State how many lines of the entries below hold the word "uczestnictwa"; reply with nothing but the number.

Data records:
────────────────────────────────────────

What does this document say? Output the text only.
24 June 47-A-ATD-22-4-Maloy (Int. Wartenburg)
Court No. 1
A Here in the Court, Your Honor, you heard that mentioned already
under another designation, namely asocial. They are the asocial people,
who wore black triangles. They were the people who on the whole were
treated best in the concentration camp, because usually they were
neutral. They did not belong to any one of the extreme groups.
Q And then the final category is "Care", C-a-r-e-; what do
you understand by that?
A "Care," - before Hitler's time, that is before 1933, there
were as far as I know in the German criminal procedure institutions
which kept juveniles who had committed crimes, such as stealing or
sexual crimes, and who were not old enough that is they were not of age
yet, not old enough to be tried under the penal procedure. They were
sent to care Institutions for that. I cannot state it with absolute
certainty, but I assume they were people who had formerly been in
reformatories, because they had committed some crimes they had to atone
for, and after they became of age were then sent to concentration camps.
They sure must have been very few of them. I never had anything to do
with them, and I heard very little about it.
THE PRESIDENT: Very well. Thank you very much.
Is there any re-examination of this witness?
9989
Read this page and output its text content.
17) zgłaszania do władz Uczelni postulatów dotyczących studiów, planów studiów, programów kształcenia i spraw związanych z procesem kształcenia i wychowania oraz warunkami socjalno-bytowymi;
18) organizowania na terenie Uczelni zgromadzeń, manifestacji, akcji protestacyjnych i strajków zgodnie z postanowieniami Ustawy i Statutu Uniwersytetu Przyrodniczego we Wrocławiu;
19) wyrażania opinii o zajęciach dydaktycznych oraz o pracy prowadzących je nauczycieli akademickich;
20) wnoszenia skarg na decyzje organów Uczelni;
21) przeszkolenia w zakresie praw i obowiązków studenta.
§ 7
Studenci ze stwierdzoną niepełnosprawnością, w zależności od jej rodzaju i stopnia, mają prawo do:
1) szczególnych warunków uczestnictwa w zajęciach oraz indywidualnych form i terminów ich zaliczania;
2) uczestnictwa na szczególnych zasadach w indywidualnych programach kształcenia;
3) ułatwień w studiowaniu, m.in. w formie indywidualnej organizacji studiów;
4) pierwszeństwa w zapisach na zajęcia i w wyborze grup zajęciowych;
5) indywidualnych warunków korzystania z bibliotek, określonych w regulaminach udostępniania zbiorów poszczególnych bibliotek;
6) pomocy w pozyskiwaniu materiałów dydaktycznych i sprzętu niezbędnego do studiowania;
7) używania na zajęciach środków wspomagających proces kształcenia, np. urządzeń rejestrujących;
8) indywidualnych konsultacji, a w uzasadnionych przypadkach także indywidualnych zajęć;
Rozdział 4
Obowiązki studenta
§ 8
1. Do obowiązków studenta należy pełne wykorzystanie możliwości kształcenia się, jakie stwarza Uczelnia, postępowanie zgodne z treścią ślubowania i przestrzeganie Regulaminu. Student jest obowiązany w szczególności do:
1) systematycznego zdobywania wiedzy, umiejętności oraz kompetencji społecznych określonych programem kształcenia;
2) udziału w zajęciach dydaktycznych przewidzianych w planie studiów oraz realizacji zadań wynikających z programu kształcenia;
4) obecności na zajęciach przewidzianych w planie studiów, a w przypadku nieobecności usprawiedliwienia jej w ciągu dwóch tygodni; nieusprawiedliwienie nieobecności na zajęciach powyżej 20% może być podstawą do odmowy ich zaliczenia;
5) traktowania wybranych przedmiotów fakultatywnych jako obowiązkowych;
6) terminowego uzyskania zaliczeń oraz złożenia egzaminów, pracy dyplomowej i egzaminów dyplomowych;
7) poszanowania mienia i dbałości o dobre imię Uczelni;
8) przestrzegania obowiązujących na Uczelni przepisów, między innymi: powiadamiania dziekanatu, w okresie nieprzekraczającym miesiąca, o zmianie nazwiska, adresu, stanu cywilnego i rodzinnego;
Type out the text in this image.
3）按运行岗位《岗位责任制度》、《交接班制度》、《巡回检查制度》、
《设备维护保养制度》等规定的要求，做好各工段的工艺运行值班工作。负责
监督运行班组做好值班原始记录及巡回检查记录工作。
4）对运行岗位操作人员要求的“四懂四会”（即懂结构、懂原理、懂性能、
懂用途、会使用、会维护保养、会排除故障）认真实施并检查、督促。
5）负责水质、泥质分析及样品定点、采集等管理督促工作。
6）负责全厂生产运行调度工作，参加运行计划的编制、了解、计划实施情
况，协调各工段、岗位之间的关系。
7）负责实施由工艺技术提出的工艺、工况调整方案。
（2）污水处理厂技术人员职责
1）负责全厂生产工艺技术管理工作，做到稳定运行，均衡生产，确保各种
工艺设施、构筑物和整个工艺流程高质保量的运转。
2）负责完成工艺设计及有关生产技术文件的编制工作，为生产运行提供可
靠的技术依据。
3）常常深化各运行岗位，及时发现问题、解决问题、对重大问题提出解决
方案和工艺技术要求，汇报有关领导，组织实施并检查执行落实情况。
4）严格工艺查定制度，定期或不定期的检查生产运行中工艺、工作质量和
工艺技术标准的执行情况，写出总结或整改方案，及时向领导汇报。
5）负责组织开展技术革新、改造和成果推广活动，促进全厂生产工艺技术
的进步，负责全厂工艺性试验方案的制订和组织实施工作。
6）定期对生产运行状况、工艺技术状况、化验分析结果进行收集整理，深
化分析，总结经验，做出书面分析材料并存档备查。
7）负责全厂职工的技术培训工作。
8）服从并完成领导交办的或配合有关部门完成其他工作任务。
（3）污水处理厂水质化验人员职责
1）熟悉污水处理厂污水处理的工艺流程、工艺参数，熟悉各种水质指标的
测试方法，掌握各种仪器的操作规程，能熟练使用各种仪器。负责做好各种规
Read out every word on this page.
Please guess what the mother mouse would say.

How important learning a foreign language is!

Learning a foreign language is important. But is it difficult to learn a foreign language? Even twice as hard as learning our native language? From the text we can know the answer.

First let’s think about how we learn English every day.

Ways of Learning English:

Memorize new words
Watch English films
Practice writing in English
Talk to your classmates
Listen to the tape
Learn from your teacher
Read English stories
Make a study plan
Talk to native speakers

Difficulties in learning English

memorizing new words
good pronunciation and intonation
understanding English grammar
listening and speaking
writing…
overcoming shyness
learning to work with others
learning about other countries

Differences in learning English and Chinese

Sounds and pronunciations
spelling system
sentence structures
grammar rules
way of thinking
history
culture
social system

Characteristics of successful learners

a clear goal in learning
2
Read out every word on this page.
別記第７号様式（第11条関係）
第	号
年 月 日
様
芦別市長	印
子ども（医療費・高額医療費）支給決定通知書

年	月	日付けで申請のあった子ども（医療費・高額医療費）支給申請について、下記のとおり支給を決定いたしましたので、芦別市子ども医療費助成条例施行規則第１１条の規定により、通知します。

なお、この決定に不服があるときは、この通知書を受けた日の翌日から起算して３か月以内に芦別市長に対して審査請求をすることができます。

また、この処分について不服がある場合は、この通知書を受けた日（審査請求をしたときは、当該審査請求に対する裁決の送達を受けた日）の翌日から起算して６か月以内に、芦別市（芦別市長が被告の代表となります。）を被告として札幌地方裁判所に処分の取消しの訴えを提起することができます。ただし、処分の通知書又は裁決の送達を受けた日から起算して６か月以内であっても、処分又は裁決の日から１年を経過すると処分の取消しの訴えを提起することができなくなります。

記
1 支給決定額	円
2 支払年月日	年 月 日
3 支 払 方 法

────────────────────────────────────────

> **Reply to the task**
2